# [WHAT IS BEING ASKED]
Every entry below should be printed exactly, without its images.

# [Dataset items]

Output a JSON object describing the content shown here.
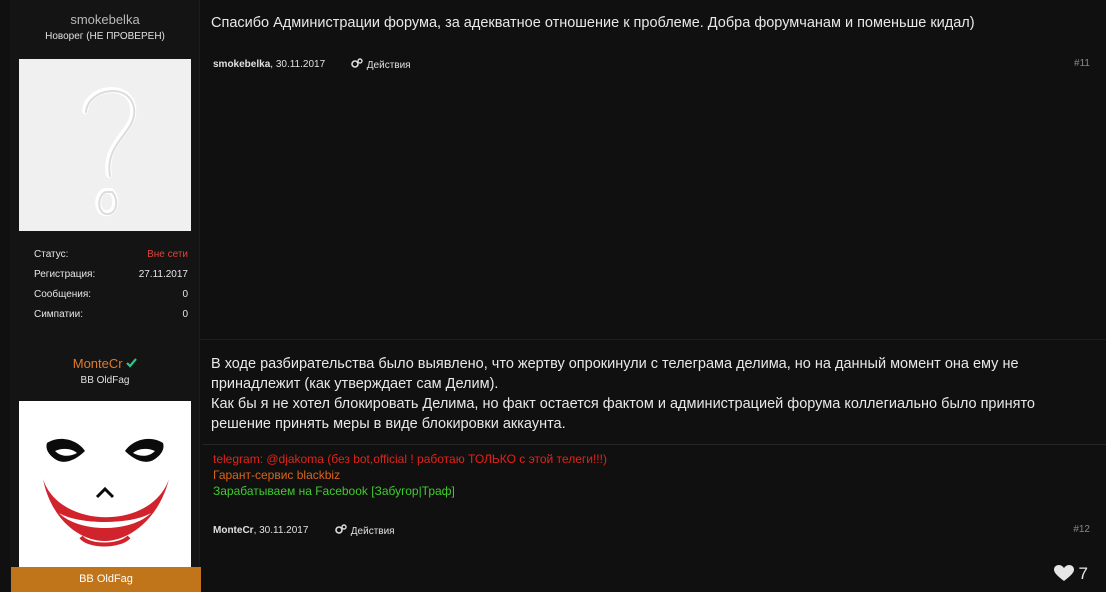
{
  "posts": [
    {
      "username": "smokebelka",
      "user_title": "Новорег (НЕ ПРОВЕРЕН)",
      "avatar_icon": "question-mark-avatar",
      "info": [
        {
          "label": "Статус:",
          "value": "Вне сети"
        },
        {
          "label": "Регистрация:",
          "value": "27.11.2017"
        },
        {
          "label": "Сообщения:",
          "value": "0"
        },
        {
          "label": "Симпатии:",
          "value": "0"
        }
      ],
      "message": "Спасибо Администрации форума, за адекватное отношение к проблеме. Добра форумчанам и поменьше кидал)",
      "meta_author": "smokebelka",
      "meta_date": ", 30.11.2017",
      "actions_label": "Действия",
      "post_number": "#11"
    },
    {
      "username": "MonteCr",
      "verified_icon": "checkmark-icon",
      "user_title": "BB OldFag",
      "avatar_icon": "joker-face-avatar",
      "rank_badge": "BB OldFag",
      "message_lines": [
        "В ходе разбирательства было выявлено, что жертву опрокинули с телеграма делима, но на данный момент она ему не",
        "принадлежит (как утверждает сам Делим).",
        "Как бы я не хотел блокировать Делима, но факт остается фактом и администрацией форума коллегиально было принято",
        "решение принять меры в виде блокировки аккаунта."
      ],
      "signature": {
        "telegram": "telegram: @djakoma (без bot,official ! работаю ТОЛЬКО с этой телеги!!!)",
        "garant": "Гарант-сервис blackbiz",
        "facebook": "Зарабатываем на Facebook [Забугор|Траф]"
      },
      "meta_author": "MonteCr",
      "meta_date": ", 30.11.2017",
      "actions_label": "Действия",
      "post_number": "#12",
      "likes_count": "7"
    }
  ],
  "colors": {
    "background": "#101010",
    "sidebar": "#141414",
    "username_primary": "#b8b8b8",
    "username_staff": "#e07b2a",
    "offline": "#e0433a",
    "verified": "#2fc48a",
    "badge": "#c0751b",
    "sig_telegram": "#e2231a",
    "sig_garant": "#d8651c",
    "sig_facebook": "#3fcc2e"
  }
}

# [RESULT OF THE EXERCISE]
Output a JSON object describing the content shown here.
{
  "posts": [
    {
      "username": "smokebelka",
      "user_title": "Новорег (НЕ ПРОВЕРЕН)",
      "avatar_icon": "question-mark-avatar",
      "info": [
        {
          "label": "Статус:",
          "value": "Вне сети"
        },
        {
          "label": "Регистрация:",
          "value": "27.11.2017"
        },
        {
          "label": "Сообщения:",
          "value": "0"
        },
        {
          "label": "Симпатии:",
          "value": "0"
        }
      ],
      "message": "Спасибо Администрации форума, за адекватное отношение к проблеме. Добра форумчанам и поменьше кидал)",
      "meta_author": "smokebelka",
      "meta_date": ", 30.11.2017",
      "actions_label": "Действия",
      "post_number": "#11"
    },
    {
      "username": "MonteCr",
      "verified_icon": "checkmark-icon",
      "user_title": "BB OldFag",
      "avatar_icon": "joker-face-avatar",
      "rank_badge": "BB OldFag",
      "message_lines": [
        "В ходе разбирательства было выявлено, что жертву опрокинули с телеграма делима, но на данный момент она ему не",
        "принадлежит (как утверждает сам Делим).",
        "Как бы я не хотел блокировать Делима, но факт остается фактом и администрацией форума коллегиально было принято",
        "решение принять меры в виде блокировки аккаунта."
      ],
      "signature": {
        "telegram": "telegram: @djakoma (без bot,official ! работаю ТОЛЬКО с этой телеги!!!)",
        "garant": "Гарант-сервис blackbiz",
        "facebook": "Зарабатываем на Facebook [Забугор|Траф]"
      },
      "meta_author": "MonteCr",
      "meta_date": ", 30.11.2017",
      "actions_label": "Действия",
      "post_number": "#12",
      "likes_count": "7"
    }
  ],
  "colors": {
    "background": "#101010",
    "sidebar": "#141414",
    "username_primary": "#b8b8b8",
    "username_staff": "#e07b2a",
    "offline": "#e0433a",
    "verified": "#2fc48a",
    "badge": "#c0751b",
    "sig_telegram": "#e2231a",
    "sig_garant": "#d8651c",
    "sig_facebook": "#3fcc2e"
  }
}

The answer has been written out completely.